#### [Given problem]
Set down the material once more, exactly as it appears.

#### [Listed entries]
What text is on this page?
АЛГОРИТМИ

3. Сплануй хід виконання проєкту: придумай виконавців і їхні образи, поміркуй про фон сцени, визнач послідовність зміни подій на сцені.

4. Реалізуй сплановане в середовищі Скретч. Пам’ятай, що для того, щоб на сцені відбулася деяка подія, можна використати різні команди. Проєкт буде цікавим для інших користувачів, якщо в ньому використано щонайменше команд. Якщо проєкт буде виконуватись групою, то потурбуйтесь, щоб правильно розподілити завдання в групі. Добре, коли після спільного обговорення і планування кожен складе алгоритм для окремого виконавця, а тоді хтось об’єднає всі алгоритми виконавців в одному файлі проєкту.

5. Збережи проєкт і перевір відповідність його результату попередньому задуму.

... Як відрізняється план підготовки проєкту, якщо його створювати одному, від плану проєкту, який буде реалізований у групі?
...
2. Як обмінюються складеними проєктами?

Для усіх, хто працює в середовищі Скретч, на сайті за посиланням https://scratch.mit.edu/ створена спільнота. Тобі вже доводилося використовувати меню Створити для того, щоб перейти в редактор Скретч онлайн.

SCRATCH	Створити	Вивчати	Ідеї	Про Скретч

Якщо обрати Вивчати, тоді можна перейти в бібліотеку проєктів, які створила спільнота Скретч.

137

#### [Complete answer]
What text is on this page?
АЛГОРИТМИ

3. Сплануй хід виконання проєкту: придумай виконавців і їхні образи, поміркуй про фон сцени, визнач послідовність зміни подій на сцені.

4. Реалізуй сплановане в середовищі Скретч. Пам’ятай, що для того, щоб на сцені відбулася деяка подія, можна використати різні команди. Проєкт буде цікавим для інших користувачів, якщо в ньому використано щонайменше команд. Якщо проєкт буде виконуватись групою, то потурбуйтесь, щоб правильно розподілити завдання в групі. Добре, коли після спільного обговорення і планування кожен складе алгоритм для окремого виконавця, а тоді хтось об’єднає всі алгоритми виконавців в одному файлі проєкту.

5. Збережи проєкт і перевір відповідність його результату попередньому задуму.

... Як відрізняється план підготовки проєкту, якщо його створювати одному, від плану проєкту, який буде реалізований у групі?
...
2. Як обмінюються складеними проєктами?

Для усіх, хто працює в середовищі Скретч, на сайті за посиланням https://scratch.mit.edu/ створена спільнота. Тобі вже доводилося використовувати меню Створити для того, щоб перейти в редактор Скретч онлайн.

SCRATCH	Створити	Вивчати	Ідеї	Про Скретч

Якщо обрати Вивчати, тоді можна перейти в бібліотеку проєктів, які створила спільнота Скретч.

137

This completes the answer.